[Begin EXERCISE DATA]

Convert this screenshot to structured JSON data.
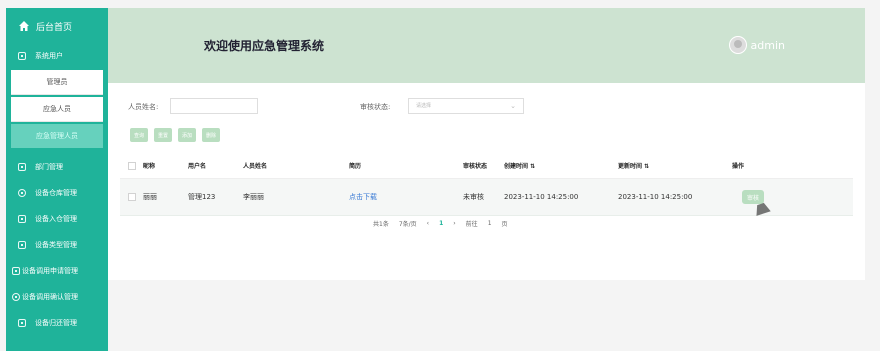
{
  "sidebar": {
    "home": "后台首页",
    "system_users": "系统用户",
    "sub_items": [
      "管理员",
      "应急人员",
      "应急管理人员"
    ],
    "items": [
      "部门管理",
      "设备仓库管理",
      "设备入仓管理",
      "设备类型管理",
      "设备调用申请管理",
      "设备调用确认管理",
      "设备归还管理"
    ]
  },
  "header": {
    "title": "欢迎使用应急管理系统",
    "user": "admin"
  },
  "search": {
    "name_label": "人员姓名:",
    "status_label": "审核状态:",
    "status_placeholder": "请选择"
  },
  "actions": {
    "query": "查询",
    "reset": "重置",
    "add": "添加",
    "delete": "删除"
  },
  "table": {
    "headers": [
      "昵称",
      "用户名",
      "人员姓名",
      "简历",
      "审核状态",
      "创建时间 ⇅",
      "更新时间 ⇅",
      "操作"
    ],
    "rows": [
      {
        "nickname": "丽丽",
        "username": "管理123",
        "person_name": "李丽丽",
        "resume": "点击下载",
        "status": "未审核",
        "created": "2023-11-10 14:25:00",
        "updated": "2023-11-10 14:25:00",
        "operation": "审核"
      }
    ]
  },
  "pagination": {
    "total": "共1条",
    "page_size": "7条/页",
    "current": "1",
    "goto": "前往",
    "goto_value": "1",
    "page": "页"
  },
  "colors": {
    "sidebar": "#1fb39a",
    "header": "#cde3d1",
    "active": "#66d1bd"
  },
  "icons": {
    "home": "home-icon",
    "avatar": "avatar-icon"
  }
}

[End EXERCISE DATA]

## PROBLEM REQUIREMENTS
Leave the pictures out and write out every entry exactly as given.

## RESULT FOR THIS TASK
Convert this screenshot to structured JSON data.
{
  "sidebar": {
    "home": "后台首页",
    "system_users": "系统用户",
    "sub_items": [
      "管理员",
      "应急人员",
      "应急管理人员"
    ],
    "items": [
      "部门管理",
      "设备仓库管理",
      "设备入仓管理",
      "设备类型管理",
      "设备调用申请管理",
      "设备调用确认管理",
      "设备归还管理"
    ]
  },
  "header": {
    "title": "欢迎使用应急管理系统",
    "user": "admin"
  },
  "search": {
    "name_label": "人员姓名:",
    "status_label": "审核状态:",
    "status_placeholder": "请选择"
  },
  "actions": {
    "query": "查询",
    "reset": "重置",
    "add": "添加",
    "delete": "删除"
  },
  "table": {
    "headers": [
      "昵称",
      "用户名",
      "人员姓名",
      "简历",
      "审核状态",
      "创建时间 ⇅",
      "更新时间 ⇅",
      "操作"
    ],
    "rows": [
      {
        "nickname": "丽丽",
        "username": "管理123",
        "person_name": "李丽丽",
        "resume": "点击下载",
        "status": "未审核",
        "created": "2023-11-10 14:25:00",
        "updated": "2023-11-10 14:25:00",
        "operation": "审核"
      }
    ]
  },
  "pagination": {
    "total": "共1条",
    "page_size": "7条/页",
    "current": "1",
    "goto": "前往",
    "goto_value": "1",
    "page": "页"
  },
  "colors": {
    "sidebar": "#1fb39a",
    "header": "#cde3d1",
    "active": "#66d1bd"
  },
  "icons": {
    "home": "home-icon",
    "avatar": "avatar-icon"
  }
}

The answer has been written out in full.